[Task input start]
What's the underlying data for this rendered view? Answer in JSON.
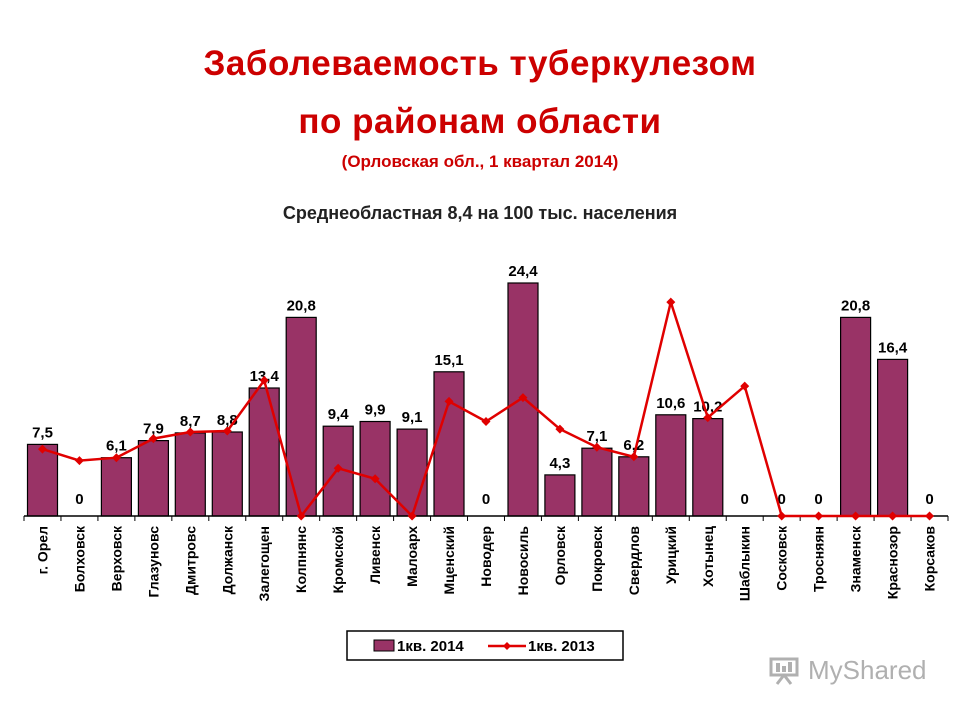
{
  "header": {
    "title_line1": "Заболеваемость туберкулезом",
    "title_line2": "по районам области",
    "subtitle": "(Орловская обл., 1 квартал 2014)",
    "note": "Среднеобластная 8,4 на 100 тыс. населения"
  },
  "chart_data": {
    "type": "bar",
    "categories": [
      "г. Орел",
      "Болховск",
      "Верховск",
      "Глазуновс",
      "Дмитровс",
      "Должанск",
      "Залегощен",
      "Колпнянс",
      "Кромской",
      "Ливенск",
      "Малоарх",
      "Мценский",
      "Новодер",
      "Новосиль",
      "Орловск",
      "Покровск",
      "Свердлов",
      "Урицкий",
      "Хотынец",
      "Шаблыкин",
      "Сосковск",
      "Тросняян",
      "Знаменск",
      "Краснозор",
      "Корсаков"
    ],
    "series": [
      {
        "name": "1кв. 2014",
        "type": "bar",
        "color": "#993366",
        "values": [
          7.5,
          0,
          6.1,
          7.9,
          8.7,
          8.8,
          13.4,
          20.8,
          9.4,
          9.9,
          9.1,
          15.1,
          0,
          24.4,
          4.3,
          7.1,
          6.2,
          10.6,
          10.2,
          0,
          0,
          0,
          20.8,
          16.4,
          0
        ],
        "labels": [
          "7,5",
          "0",
          "6,1",
          "7,9",
          "8,7",
          "8,8",
          "13,4",
          "20,8",
          "9,4",
          "9,9",
          "9,1",
          "15,1",
          "0",
          "24,4",
          "4,3",
          "7,1",
          "6,2",
          "10,6",
          "10,2",
          "0",
          "0",
          "0",
          "20,8",
          "16,4",
          "0"
        ]
      },
      {
        "name": "1кв. 2013",
        "type": "line",
        "color": "#e00000",
        "values": [
          7,
          5.8,
          6.1,
          8.1,
          8.8,
          8.9,
          14.2,
          0,
          5,
          3.9,
          0,
          12,
          9.9,
          12.4,
          9.1,
          7.2,
          6.2,
          22.4,
          10.3,
          13.6,
          0,
          0,
          0,
          0,
          0
        ]
      }
    ],
    "ylim": [
      0,
      27
    ],
    "grid": false,
    "legend": "bottom-center"
  },
  "watermark": {
    "text": "MyShared"
  }
}
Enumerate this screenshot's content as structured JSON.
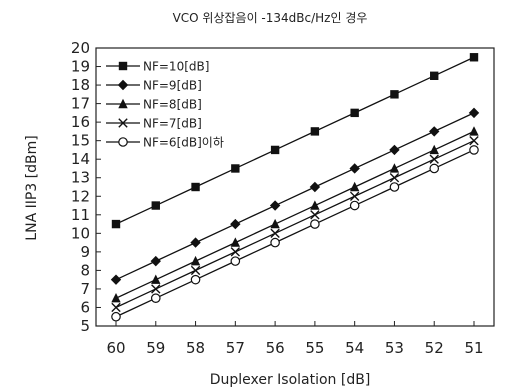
{
  "chart_data": {
    "type": "line",
    "title": "VCO 위상잡음이 -134dBc/Hz인 경우",
    "xlabel": "Duplexer Isolation [dB]",
    "ylabel": "LNA IIP3 [dBm]",
    "x": [
      60,
      59,
      58,
      57,
      56,
      55,
      54,
      53,
      52,
      51
    ],
    "x_reversed": true,
    "ylim": [
      5,
      20
    ],
    "yticks": [
      5,
      6,
      7,
      8,
      9,
      10,
      11,
      12,
      13,
      14,
      15,
      16,
      17,
      18,
      19,
      20
    ],
    "grid": false,
    "legend_position": "top-left",
    "series": [
      {
        "name": "NF=10[dB]",
        "marker": "square",
        "values": [
          10.5,
          11.5,
          12.5,
          13.5,
          14.5,
          15.5,
          16.5,
          17.5,
          18.5,
          19.5
        ]
      },
      {
        "name": "NF=9[dB]",
        "marker": "diamond",
        "values": [
          7.5,
          8.5,
          9.5,
          10.5,
          11.5,
          12.5,
          13.5,
          14.5,
          15.5,
          16.5
        ]
      },
      {
        "name": "NF=8[dB]",
        "marker": "triangle",
        "values": [
          6.5,
          7.5,
          8.5,
          9.5,
          10.5,
          11.5,
          12.5,
          13.5,
          14.5,
          15.5
        ]
      },
      {
        "name": "NF=7[dB]",
        "marker": "cross",
        "values": [
          6.0,
          7.0,
          8.0,
          9.0,
          10.0,
          11.0,
          12.0,
          13.0,
          14.0,
          15.0
        ]
      },
      {
        "name": "NF=6[dB]이하",
        "marker": "circle",
        "values": [
          5.5,
          6.5,
          7.5,
          8.5,
          9.5,
          10.5,
          11.5,
          12.5,
          13.5,
          14.5
        ]
      }
    ]
  }
}
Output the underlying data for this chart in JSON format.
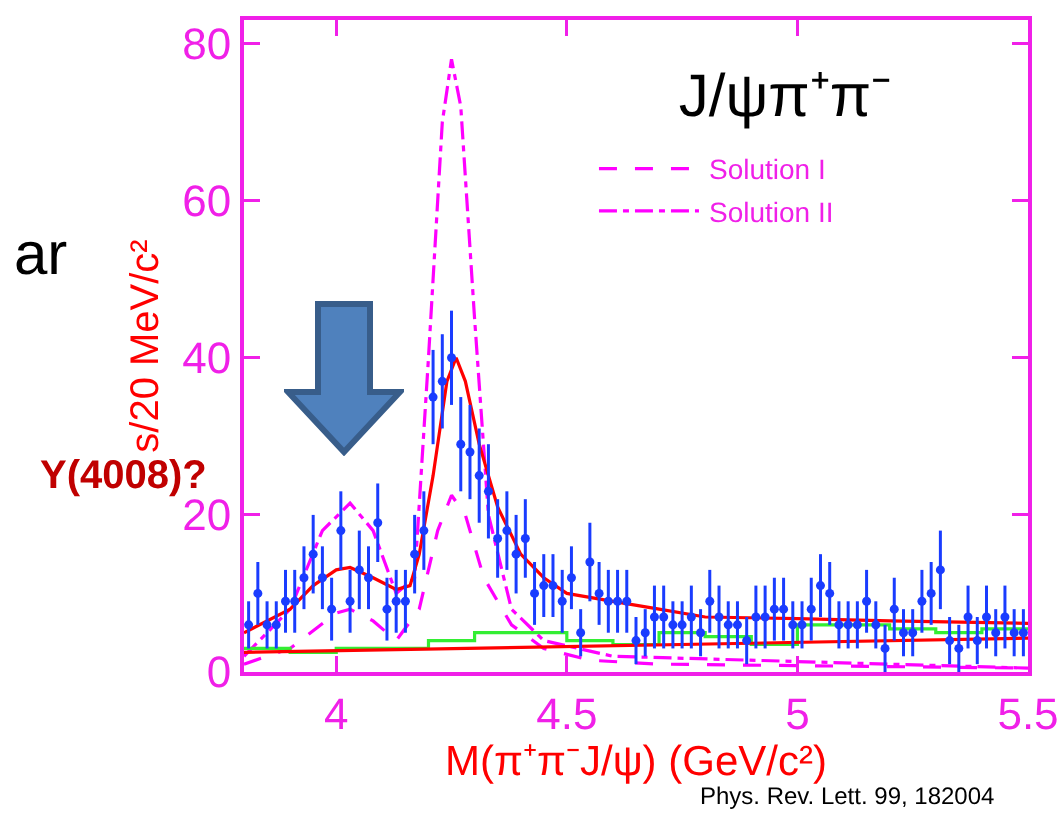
{
  "chart_data": {
    "type": "scatter",
    "title": "J/ψπ⁺π⁻",
    "xlabel": "M(π⁺π⁻J/ψ) (GeV/c²)",
    "ylabel": "s/20 MeV/c²",
    "annotations": [
      "ar",
      "Y(4008)?",
      "Phys. Rev. Lett. 99, 182004"
    ],
    "xlim": [
      3.8,
      5.5
    ],
    "xticks": [
      4,
      4.5,
      5,
      5.5
    ],
    "ylim": [
      0,
      83
    ],
    "yticks": [
      0,
      20,
      40,
      60,
      80
    ],
    "grid": false,
    "legend": "top right",
    "series": [
      {
        "type": "line",
        "name": "Solution I",
        "color": "#ff00ff",
        "line_style": "dashed",
        "marker": "none",
        "x": [
          3.8,
          3.9,
          4.0,
          4.03,
          4.08,
          4.13,
          4.18,
          4.22,
          4.25,
          4.28,
          4.32,
          4.38,
          4.45,
          4.55,
          4.7,
          5.5
        ],
        "values": [
          1,
          3,
          7.5,
          8,
          6.5,
          4,
          8,
          18,
          22.5,
          20,
          12,
          6,
          3,
          1.5,
          1,
          0.5
        ]
      },
      {
        "type": "line",
        "name": "Solution II",
        "color": "#ff00ff",
        "line_style": "dotted",
        "marker": "none",
        "x": [
          3.8,
          3.9,
          3.97,
          4.03,
          4.08,
          4.13,
          4.17,
          4.2,
          4.23,
          4.25,
          4.27,
          4.3,
          4.33,
          4.38,
          4.45,
          4.6,
          5.5
        ],
        "values": [
          2,
          8,
          18,
          21.5,
          18,
          10,
          12,
          40,
          70,
          78,
          72,
          45,
          20,
          8,
          4,
          2,
          0.5
        ]
      },
      {
        "type": "step",
        "color": "#33ee33",
        "line_style": "solid",
        "marker": "none",
        "x": [
          3.8,
          3.9,
          4.0,
          4.1,
          4.2,
          4.3,
          4.4,
          4.5,
          4.6,
          4.7,
          4.8,
          4.9,
          5.0,
          5.1,
          5.2,
          5.3,
          5.4,
          5.5
        ],
        "values": [
          3,
          2.5,
          3,
          3,
          4,
          5,
          5,
          4,
          3.5,
          5,
          4.5,
          3.5,
          6,
          6,
          5.5,
          5,
          5.5,
          5.5
        ]
      },
      {
        "type": "line",
        "color": "#ff0000",
        "line_style": "solid",
        "marker": "none",
        "x": [
          3.8,
          5.5
        ],
        "values": [
          2.5,
          4.3
        ]
      },
      {
        "type": "line",
        "color": "#ff0000",
        "line_style": "solid",
        "marker": "none",
        "x": [
          3.8,
          3.9,
          3.95,
          4.0,
          4.03,
          4.08,
          4.13,
          4.16,
          4.18,
          4.21,
          4.24,
          4.26,
          4.28,
          4.31,
          4.35,
          4.4,
          4.45,
          4.5,
          4.6,
          4.7,
          4.8,
          5.0,
          5.2,
          5.5
        ],
        "values": [
          5,
          8,
          11,
          13,
          13.3,
          12,
          10.5,
          11,
          15,
          25,
          37,
          40,
          37,
          29,
          21,
          15,
          12,
          10,
          9,
          8,
          7,
          6.8,
          6.5,
          6.2
        ]
      },
      {
        "color": "#1a3cff",
        "marker": "circle",
        "x": [
          3.81,
          3.83,
          3.85,
          3.87,
          3.89,
          3.91,
          3.93,
          3.95,
          3.97,
          3.99,
          4.01,
          4.03,
          4.05,
          4.07,
          4.09,
          4.11,
          4.13,
          4.15,
          4.17,
          4.19,
          4.21,
          4.23,
          4.25,
          4.27,
          4.29,
          4.31,
          4.33,
          4.35,
          4.37,
          4.39,
          4.41,
          4.43,
          4.45,
          4.47,
          4.49,
          4.51,
          4.53,
          4.55,
          4.57,
          4.59,
          4.61,
          4.63,
          4.65,
          4.67,
          4.69,
          4.71,
          4.73,
          4.75,
          4.77,
          4.79,
          4.81,
          4.83,
          4.85,
          4.87,
          4.89,
          4.91,
          4.93,
          4.95,
          4.97,
          4.99,
          5.01,
          5.03,
          5.05,
          5.07,
          5.09,
          5.11,
          5.13,
          5.15,
          5.17,
          5.19,
          5.21,
          5.23,
          5.25,
          5.27,
          5.29,
          5.31,
          5.33,
          5.35,
          5.37,
          5.39,
          5.41,
          5.43,
          5.45,
          5.47,
          5.49
        ],
        "values": [
          6,
          10,
          6,
          6,
          9,
          9,
          12,
          15,
          12,
          8,
          18,
          9,
          13,
          12,
          19,
          8,
          9,
          9,
          15,
          18,
          35,
          37,
          40,
          29,
          28,
          25,
          23,
          17,
          18,
          15,
          17,
          10,
          11,
          11,
          9,
          12,
          5,
          14,
          10,
          9,
          9,
          9,
          4,
          5,
          7,
          7,
          6,
          6,
          7,
          5,
          9,
          7,
          6,
          6,
          4,
          7,
          7,
          8,
          8,
          6,
          6,
          8,
          11,
          10,
          6,
          6,
          6,
          9,
          6,
          3,
          8,
          5,
          5,
          9,
          10,
          13,
          4,
          3,
          7,
          4,
          7,
          5,
          7,
          5,
          5
        ],
        "errors": [
          3,
          4,
          3,
          3,
          4,
          4,
          4,
          5,
          4,
          4,
          5,
          4,
          5,
          4,
          5,
          4,
          4,
          4,
          5,
          5,
          6,
          6,
          6,
          6,
          6,
          6,
          6,
          5,
          5,
          5,
          5,
          4,
          4,
          4,
          4,
          4,
          3,
          5,
          4,
          4,
          4,
          4,
          3,
          3,
          4,
          4,
          3,
          3,
          4,
          3,
          4,
          4,
          3,
          3,
          3,
          4,
          4,
          4,
          4,
          3,
          3,
          4,
          4,
          4,
          3,
          3,
          3,
          4,
          3,
          3,
          4,
          3,
          3,
          4,
          4,
          5,
          3,
          3,
          4,
          3,
          4,
          3,
          4,
          3,
          3
        ]
      }
    ]
  }
}
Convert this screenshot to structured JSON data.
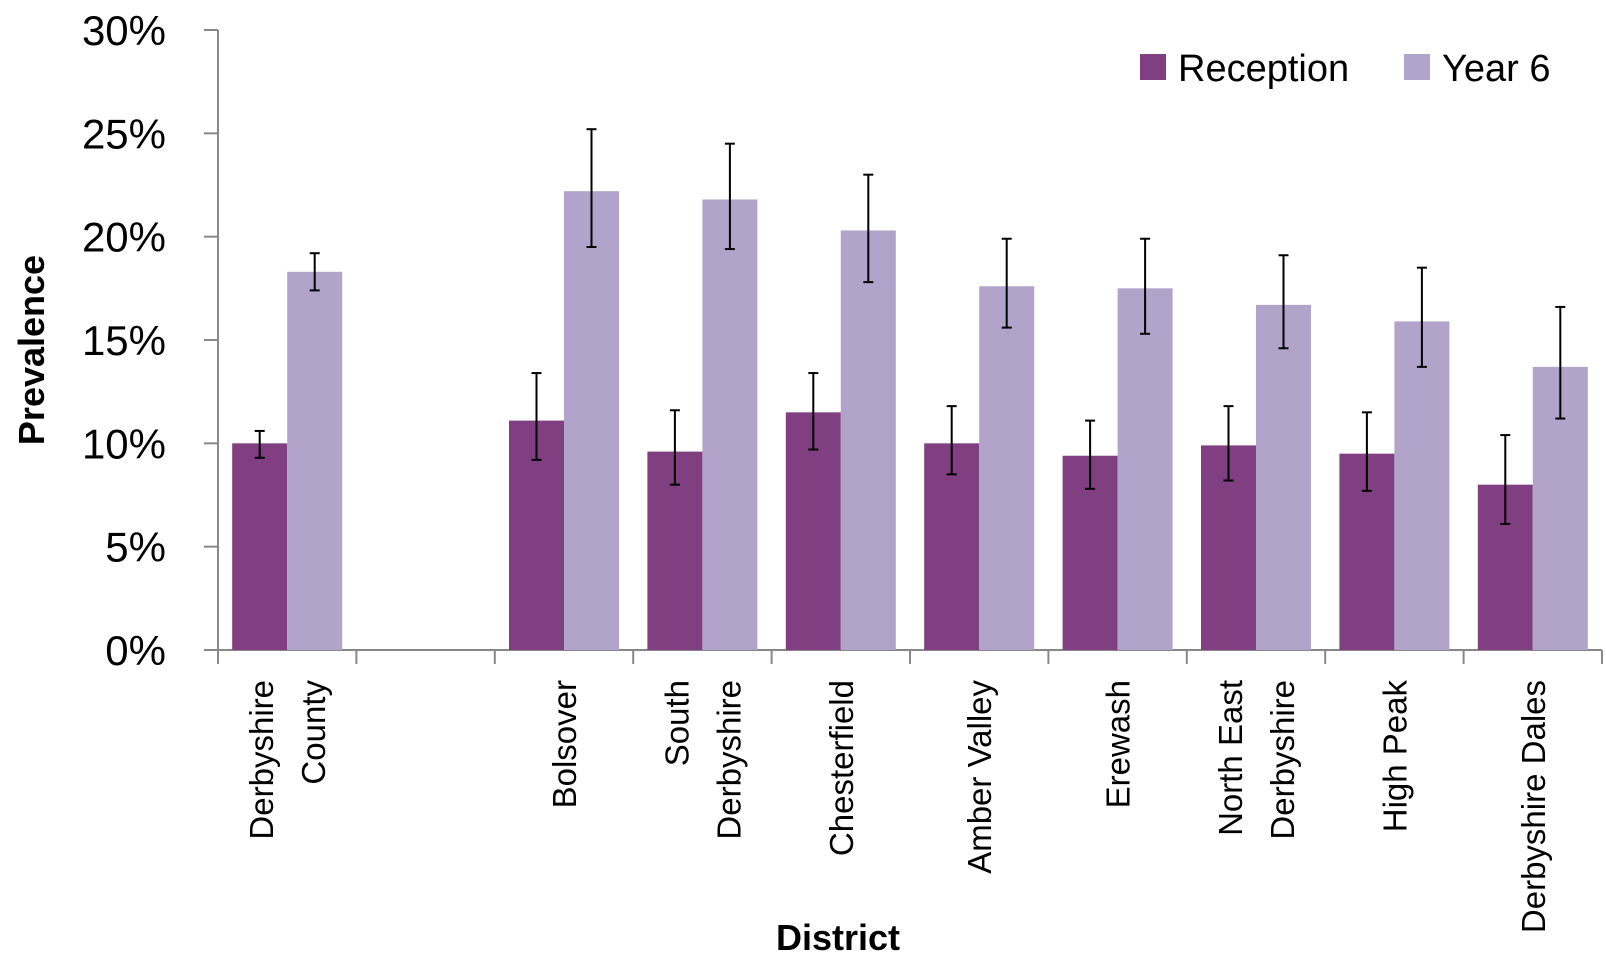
[Task input end]
Copy and report every line where the word "screenshot" is present.

Enumerate this screenshot's content as structured JSON.
Convert this screenshot to structured JSON data.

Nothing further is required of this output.